Given instruction
Convert the entries below into a JSON list of strings, with one string for each line and no strings for blank lines.

Items

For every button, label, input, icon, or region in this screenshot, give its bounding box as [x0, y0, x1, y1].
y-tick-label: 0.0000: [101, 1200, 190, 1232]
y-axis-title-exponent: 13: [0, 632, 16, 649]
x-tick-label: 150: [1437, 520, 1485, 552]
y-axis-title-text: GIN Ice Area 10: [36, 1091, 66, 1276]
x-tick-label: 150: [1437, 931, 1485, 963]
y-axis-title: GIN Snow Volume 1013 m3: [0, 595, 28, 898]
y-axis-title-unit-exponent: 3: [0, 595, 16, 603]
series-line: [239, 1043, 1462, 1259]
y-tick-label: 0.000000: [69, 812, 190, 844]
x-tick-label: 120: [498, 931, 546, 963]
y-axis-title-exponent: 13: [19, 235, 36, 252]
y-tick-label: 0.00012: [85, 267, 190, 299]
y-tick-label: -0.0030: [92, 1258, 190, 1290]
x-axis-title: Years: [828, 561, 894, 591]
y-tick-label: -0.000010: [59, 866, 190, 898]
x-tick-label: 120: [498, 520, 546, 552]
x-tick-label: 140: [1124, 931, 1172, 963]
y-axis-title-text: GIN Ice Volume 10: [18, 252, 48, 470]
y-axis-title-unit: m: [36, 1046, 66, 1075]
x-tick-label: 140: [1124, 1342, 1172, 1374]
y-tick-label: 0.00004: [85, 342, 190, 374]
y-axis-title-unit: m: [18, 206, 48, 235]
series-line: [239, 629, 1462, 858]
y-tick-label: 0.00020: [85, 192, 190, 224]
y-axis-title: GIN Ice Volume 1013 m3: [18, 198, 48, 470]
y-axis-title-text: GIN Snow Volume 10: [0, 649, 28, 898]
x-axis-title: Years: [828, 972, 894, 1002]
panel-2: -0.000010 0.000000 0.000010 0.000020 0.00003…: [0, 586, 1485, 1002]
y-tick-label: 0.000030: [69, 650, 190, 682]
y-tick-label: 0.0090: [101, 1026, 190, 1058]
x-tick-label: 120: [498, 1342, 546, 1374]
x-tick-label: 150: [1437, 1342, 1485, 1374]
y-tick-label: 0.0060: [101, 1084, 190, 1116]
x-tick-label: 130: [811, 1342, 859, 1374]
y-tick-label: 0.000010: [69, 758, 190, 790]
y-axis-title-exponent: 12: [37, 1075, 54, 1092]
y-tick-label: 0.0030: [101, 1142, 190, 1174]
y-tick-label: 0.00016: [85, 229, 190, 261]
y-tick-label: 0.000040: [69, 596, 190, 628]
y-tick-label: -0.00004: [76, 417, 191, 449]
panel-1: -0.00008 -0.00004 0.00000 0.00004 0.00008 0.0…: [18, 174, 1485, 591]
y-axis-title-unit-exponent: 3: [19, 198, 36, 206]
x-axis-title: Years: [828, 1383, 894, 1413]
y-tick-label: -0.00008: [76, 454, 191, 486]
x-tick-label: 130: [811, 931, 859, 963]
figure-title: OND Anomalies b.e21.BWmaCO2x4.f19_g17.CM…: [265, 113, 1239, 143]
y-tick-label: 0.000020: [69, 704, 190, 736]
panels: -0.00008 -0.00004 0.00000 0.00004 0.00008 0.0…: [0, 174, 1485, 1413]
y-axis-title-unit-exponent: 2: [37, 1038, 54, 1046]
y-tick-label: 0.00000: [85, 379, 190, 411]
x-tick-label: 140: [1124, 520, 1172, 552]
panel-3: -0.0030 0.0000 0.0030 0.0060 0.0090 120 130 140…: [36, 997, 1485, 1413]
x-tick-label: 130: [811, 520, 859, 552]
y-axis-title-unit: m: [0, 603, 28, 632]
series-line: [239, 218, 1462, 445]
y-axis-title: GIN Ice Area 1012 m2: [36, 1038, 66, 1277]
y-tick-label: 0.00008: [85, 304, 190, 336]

Written answer
[
  "For every button, label, input, icon, or region in this screenshot, give its bounding box as [x0, y0, x1, y1].",
  "y-tick-label: 0.0000: [101, 1200, 190, 1232]",
  "y-axis-title-exponent: 13: [0, 632, 16, 649]",
  "x-tick-label: 150: [1437, 520, 1485, 552]",
  "y-axis-title-text: GIN Ice Area 10: [36, 1091, 66, 1276]",
  "x-tick-label: 150: [1437, 931, 1485, 963]",
  "y-axis-title: GIN Snow Volume 1013 m3: [0, 595, 28, 898]",
  "y-axis-title-unit-exponent: 3: [0, 595, 16, 603]",
  "series-line: [239, 1043, 1462, 1259]",
  "y-tick-label: 0.000000: [69, 812, 190, 844]",
  "x-tick-label: 120: [498, 931, 546, 963]",
  "y-axis-title-exponent: 13: [19, 235, 36, 252]",
  "y-tick-label: 0.00012: [85, 267, 190, 299]",
  "y-tick-label: -0.0030: [92, 1258, 190, 1290]",
  "x-axis-title: Years: [828, 561, 894, 591]",
  "y-tick-label: -0.000010: [59, 866, 190, 898]",
  "x-tick-label: 120: [498, 520, 546, 552]",
  "x-tick-label: 140: [1124, 931, 1172, 963]",
  "y-axis-title-text: GIN Ice Volume 10: [18, 252, 48, 470]",
  "y-axis-title-unit: m: [36, 1046, 66, 1075]",
  "x-tick-label: 140: [1124, 1342, 1172, 1374]",
  "y-tick-label: 0.00004: [85, 342, 190, 374]",
  "y-axis-title-unit: m: [18, 206, 48, 235]",
  "series-line: [239, 629, 1462, 858]",
  "y-tick-label: 0.00020: [85, 192, 190, 224]",
  "y-axis-title: GIN Ice Volume 1013 m3: [18, 198, 48, 470]",
  "y-axis-title-text: GIN Snow Volume 10: [0, 649, 28, 898]",
  "x-axis-title: Years: [828, 972, 894, 1002]",
  "panel-2: -0.000010 0.000000 0.000010 0.000020 0.00003…: [0, 586, 1485, 1002]",
  "y-tick-label: 0.000030: [69, 650, 190, 682]",
  "y-tick-label: 0.0090: [101, 1026, 190, 1058]",
  "x-tick-label: 120: [498, 1342, 546, 1374]",
  "x-tick-label: 150: [1437, 1342, 1485, 1374]",
  "y-tick-label: 0.0060: [101, 1084, 190, 1116]",
  "x-tick-label: 130: [811, 1342, 859, 1374]",
  "y-tick-label: 0.000010: [69, 758, 190, 790]",
  "y-axis-title-exponent: 12: [37, 1075, 54, 1092]",
  "y-tick-label: 0.0030: [101, 1142, 190, 1174]",
  "y-tick-label: 0.00016: [85, 229, 190, 261]",
  "y-tick-label: 0.000040: [69, 596, 190, 628]",
  "y-tick-label: -0.00004: [76, 417, 191, 449]",
  "panel-1: -0.00008 -0.00004 0.00000 0.00004 0.00008 0.0…: [18, 174, 1485, 591]",
  "y-axis-title-unit-exponent: 3: [19, 198, 36, 206]",
  "x-axis-title: Years: [828, 1383, 894, 1413]",
  "y-tick-label: -0.00008: [76, 454, 191, 486]",
  "x-tick-label: 130: [811, 931, 859, 963]",
  "figure-title: OND Anomalies b.e21.BWmaCO2x4.f19_g17.CM…: [265, 113, 1239, 143]",
  "y-tick-label: 0.000020: [69, 704, 190, 736]",
  "panels: -0.00008 -0.00004 0.00000 0.00004 0.00008 0.0…: [0, 174, 1485, 1413]",
  "y-axis-title-unit-exponent: 2: [37, 1038, 54, 1046]",
  "y-tick-label: 0.00000: [85, 379, 190, 411]",
  "x-tick-label: 140: [1124, 520, 1172, 552]",
  "panel-3: -0.0030 0.0000 0.0030 0.0060 0.0090 120 130 140…: [36, 997, 1485, 1413]",
  "x-tick-label: 130: [811, 520, 859, 552]",
  "y-axis-title-unit: m: [0, 603, 28, 632]",
  "series-line: [239, 218, 1462, 445]",
  "y-axis-title: GIN Ice Area 1012 m2: [36, 1038, 66, 1277]",
  "y-tick-label: 0.00008: [85, 304, 190, 336]"
]